Read the lines below. Copy out any that hold the string "title".
* begin Material shown *
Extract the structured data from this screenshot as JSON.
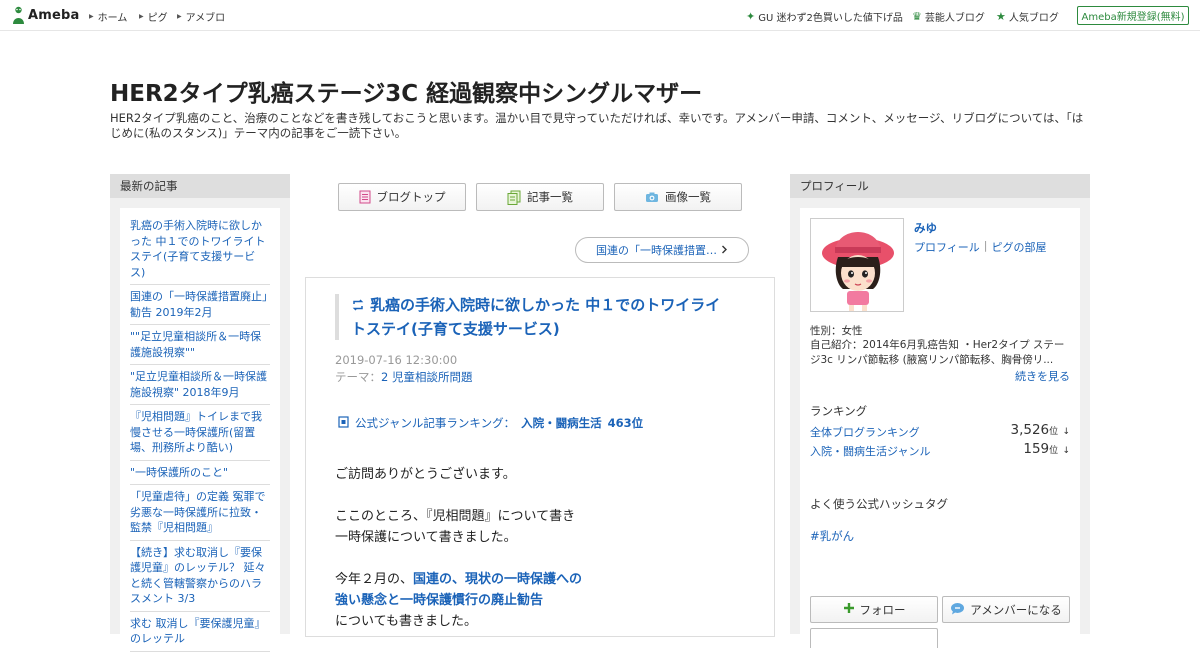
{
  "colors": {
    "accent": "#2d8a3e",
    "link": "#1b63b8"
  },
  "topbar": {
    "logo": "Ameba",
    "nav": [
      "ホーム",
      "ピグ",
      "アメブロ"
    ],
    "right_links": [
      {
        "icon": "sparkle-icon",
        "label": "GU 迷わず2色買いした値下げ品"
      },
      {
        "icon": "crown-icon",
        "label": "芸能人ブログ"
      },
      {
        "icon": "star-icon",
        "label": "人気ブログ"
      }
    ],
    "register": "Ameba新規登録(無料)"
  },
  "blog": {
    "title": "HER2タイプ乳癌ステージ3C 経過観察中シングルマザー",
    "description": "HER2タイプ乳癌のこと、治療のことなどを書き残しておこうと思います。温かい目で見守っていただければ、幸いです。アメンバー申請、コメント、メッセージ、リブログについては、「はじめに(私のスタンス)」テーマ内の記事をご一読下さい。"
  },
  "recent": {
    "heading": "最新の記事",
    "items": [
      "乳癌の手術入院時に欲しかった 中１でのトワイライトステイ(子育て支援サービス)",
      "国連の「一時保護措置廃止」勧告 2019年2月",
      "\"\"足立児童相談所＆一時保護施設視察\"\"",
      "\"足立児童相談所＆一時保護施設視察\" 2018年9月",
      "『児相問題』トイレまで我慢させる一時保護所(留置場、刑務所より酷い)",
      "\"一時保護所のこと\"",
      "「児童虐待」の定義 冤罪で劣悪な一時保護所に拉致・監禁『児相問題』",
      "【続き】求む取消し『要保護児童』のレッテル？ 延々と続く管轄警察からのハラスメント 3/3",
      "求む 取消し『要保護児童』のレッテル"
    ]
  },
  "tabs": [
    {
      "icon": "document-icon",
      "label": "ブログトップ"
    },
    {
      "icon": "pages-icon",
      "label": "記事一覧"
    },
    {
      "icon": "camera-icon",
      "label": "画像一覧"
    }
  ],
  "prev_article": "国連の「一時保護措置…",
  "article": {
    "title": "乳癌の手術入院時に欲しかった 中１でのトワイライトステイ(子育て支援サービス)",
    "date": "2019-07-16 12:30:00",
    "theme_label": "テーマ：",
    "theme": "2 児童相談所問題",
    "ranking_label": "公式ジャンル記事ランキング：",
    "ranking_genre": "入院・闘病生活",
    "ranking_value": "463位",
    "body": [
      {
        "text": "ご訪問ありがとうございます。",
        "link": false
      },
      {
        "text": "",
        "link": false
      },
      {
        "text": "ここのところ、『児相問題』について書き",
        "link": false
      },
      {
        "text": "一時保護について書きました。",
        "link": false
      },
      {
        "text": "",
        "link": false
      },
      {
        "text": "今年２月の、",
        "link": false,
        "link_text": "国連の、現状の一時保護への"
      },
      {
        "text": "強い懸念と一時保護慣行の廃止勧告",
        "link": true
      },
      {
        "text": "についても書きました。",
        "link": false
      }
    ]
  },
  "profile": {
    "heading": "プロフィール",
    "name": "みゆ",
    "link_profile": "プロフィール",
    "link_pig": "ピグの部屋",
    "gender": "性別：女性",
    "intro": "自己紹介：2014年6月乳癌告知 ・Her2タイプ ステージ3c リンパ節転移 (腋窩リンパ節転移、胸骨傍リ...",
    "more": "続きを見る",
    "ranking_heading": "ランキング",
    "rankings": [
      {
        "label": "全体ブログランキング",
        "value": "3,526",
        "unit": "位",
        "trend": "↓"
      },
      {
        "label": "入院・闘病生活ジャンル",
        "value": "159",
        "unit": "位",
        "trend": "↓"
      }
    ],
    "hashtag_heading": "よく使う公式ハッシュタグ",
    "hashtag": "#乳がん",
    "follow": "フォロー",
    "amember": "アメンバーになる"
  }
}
* end Material shown *
● **Result of this task**
    "title": "HER2タイプ乳癌ステージ3C 経過観察中シングルマザー",
    "title": "乳癌の手術入院時に欲しかった 中１でのトワイライトステイ(子育て支援サービス)",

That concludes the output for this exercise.